(Extracted records)
***

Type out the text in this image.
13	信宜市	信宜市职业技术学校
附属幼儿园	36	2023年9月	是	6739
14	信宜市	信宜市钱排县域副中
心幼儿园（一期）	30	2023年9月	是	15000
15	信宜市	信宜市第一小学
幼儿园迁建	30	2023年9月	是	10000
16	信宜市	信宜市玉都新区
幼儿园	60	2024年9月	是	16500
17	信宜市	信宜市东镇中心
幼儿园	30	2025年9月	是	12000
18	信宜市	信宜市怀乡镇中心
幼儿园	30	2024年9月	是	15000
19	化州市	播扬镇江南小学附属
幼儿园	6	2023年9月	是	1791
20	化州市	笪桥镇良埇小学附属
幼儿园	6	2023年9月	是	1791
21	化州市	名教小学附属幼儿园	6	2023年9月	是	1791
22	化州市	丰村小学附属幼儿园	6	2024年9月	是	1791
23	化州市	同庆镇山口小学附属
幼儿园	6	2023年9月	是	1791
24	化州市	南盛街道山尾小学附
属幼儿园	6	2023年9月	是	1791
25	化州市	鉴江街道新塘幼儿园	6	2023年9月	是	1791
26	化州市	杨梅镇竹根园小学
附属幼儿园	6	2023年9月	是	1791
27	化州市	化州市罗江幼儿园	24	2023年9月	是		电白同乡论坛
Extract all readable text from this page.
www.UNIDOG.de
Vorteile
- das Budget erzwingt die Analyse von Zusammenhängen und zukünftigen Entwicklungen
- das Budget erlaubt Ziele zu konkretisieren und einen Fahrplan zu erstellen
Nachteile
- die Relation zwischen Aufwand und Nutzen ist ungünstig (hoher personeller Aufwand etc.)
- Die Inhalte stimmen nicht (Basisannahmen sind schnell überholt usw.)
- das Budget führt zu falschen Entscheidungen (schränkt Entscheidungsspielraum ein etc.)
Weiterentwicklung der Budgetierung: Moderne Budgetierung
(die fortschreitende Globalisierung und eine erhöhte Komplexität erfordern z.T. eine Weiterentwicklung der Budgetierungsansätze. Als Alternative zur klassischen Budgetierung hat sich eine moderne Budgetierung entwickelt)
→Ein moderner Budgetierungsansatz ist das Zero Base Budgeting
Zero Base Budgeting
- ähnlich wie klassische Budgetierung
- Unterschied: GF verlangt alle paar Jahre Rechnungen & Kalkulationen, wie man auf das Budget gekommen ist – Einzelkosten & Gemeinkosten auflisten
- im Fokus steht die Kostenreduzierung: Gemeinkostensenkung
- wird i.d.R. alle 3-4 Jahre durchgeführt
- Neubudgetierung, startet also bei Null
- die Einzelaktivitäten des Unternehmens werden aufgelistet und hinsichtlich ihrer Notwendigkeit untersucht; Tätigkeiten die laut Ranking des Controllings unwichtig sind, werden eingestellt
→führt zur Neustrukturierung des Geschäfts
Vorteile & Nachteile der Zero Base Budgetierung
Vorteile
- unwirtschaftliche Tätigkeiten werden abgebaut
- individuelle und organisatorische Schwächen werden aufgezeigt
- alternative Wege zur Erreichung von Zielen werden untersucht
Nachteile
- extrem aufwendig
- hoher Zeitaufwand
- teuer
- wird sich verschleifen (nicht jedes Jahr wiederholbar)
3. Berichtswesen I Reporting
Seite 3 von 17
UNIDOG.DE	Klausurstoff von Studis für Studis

***

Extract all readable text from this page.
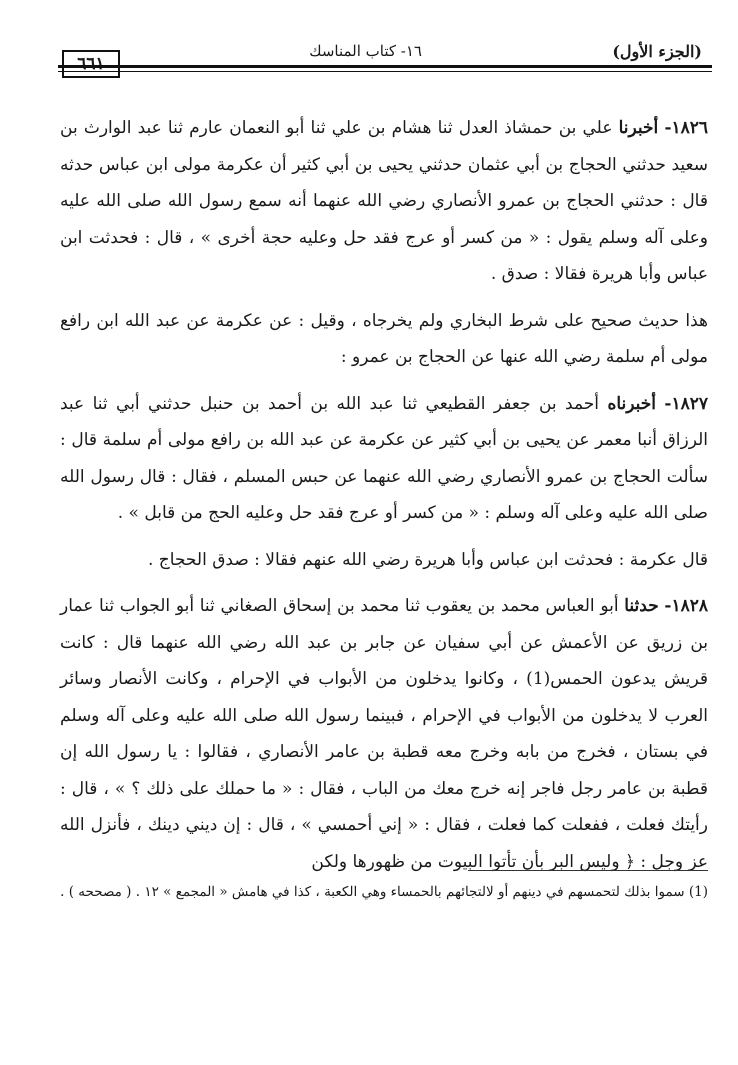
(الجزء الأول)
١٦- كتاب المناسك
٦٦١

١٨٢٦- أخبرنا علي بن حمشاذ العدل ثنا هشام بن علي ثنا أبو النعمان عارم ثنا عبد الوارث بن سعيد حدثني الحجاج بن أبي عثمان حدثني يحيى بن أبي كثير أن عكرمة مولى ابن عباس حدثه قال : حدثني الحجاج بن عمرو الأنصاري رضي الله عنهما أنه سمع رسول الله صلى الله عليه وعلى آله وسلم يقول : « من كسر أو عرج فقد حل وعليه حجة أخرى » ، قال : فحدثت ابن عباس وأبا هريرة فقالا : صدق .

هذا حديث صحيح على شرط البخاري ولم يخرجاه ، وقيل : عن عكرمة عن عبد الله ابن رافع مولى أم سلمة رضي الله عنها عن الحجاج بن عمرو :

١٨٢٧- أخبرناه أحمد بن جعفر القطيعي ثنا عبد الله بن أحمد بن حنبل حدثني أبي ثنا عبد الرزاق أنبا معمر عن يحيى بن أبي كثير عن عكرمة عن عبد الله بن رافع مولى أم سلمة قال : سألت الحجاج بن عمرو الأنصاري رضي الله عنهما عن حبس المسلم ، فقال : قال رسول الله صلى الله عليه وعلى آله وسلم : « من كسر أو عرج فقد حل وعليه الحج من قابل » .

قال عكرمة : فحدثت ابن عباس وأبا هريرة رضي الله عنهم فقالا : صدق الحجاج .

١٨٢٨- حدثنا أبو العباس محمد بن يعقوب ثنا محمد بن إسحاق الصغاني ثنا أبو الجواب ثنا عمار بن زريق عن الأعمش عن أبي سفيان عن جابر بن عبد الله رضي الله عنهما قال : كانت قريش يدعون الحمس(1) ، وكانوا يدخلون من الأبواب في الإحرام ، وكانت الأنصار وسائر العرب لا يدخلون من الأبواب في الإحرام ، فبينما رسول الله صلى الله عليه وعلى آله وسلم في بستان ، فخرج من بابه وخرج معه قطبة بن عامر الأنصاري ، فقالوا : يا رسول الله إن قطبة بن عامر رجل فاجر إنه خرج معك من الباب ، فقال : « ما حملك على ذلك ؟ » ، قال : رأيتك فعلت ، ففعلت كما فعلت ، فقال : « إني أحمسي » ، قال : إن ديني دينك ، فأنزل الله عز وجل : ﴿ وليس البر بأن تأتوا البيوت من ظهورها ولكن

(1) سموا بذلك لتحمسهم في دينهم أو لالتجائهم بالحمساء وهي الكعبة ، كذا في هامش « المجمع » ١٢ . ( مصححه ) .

***

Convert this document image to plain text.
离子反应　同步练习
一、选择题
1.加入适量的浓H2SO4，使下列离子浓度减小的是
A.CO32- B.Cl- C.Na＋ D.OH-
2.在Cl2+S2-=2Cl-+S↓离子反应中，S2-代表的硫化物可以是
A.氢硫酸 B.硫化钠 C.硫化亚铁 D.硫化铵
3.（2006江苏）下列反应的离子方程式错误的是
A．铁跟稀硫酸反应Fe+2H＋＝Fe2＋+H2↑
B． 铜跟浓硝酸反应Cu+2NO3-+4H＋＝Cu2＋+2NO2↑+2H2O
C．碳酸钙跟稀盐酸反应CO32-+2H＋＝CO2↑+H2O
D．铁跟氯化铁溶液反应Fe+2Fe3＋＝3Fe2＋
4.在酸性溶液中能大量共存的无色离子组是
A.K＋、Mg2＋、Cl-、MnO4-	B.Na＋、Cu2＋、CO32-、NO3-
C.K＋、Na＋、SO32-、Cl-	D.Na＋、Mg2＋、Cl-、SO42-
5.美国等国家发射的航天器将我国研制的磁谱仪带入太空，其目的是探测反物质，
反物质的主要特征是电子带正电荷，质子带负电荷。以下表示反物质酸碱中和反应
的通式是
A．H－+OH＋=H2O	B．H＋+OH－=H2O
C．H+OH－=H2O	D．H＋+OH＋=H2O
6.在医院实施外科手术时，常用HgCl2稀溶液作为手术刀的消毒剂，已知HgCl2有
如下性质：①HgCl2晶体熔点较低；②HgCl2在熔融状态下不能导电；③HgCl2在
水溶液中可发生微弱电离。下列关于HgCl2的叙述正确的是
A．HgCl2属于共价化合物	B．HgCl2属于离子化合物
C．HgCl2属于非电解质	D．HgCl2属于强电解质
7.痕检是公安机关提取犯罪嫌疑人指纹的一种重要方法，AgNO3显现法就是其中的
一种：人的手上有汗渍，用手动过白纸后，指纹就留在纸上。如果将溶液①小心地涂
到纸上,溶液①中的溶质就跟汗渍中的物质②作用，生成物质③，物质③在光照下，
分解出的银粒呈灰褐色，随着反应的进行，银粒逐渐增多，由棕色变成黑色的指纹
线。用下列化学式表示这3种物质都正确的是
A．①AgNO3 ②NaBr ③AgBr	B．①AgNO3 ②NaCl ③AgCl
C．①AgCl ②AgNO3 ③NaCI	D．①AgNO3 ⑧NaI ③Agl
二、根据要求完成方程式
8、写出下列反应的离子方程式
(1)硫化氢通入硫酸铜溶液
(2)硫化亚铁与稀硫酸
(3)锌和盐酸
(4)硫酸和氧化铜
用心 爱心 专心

***

Scan the listing above and identify each line holding the string "hoher"; copy every such line.

- die Relation zwischen Aufwand und Nutzen ist ungünstig (hoher personeller Aufwand etc.)
- hoher Zeitaufwand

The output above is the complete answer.